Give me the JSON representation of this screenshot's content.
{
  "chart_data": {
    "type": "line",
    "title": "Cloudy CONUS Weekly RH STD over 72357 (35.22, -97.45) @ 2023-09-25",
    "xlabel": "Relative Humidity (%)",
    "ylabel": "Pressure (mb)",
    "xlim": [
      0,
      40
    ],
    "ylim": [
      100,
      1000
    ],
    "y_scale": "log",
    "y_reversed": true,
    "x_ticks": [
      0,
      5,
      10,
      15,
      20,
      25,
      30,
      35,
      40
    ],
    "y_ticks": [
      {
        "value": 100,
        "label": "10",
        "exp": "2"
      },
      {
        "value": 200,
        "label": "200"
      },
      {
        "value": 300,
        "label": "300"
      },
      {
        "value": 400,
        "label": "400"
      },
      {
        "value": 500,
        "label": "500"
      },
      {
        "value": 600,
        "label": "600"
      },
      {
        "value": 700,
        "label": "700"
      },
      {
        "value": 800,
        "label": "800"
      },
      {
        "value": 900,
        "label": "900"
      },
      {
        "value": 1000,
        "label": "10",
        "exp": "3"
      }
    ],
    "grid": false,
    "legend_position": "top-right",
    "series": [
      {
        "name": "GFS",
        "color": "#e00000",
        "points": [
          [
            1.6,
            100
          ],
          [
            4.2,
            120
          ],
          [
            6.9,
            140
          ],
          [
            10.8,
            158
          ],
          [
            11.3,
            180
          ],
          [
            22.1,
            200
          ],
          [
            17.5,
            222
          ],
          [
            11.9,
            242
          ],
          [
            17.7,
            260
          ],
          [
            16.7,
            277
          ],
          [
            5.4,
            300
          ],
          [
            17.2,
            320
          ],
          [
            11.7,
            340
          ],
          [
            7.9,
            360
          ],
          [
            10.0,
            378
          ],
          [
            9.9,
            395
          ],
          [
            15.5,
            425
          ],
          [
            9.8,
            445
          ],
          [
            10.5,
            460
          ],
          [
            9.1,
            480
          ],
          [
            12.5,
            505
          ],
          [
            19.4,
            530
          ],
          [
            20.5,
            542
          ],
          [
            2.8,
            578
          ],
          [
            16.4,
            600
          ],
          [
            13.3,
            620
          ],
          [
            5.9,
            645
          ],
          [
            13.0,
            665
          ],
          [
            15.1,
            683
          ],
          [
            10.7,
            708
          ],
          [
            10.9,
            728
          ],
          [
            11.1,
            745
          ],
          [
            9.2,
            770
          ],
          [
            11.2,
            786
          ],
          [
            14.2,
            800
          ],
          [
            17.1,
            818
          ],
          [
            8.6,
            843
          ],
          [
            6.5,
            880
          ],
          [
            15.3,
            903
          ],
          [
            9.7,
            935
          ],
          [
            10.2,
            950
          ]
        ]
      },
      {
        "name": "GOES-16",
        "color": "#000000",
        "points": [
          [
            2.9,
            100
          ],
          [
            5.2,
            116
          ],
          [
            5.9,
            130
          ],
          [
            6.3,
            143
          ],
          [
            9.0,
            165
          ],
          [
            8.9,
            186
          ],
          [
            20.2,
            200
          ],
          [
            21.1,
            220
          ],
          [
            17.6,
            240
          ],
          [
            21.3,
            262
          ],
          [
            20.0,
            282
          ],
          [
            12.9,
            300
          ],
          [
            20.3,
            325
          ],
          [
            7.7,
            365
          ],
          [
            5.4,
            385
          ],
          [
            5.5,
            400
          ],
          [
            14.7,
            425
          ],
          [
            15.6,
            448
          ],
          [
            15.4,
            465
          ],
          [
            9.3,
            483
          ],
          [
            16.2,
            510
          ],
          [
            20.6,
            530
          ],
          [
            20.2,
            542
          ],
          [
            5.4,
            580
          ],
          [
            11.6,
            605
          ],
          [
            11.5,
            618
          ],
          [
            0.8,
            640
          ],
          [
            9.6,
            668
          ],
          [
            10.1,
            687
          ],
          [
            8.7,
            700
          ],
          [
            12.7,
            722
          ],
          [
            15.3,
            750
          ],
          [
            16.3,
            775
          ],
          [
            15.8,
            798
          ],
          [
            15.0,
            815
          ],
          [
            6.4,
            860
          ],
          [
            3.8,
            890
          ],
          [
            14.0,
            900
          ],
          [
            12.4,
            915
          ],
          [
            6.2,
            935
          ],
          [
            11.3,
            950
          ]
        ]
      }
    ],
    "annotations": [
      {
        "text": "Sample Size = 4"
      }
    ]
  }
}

■ REQUIREMENTS: From the listing, copy every line where the string "value" appears.

■ RESPONSE TO THIS EXERCISE:
        "value": 100,
        "value": 200,
        "value": 300,
        "value": 400,
        "value": 500,
        "value": 600,
        "value": 700,
        "value": 800,
        "value": 900,
        "value": 1000,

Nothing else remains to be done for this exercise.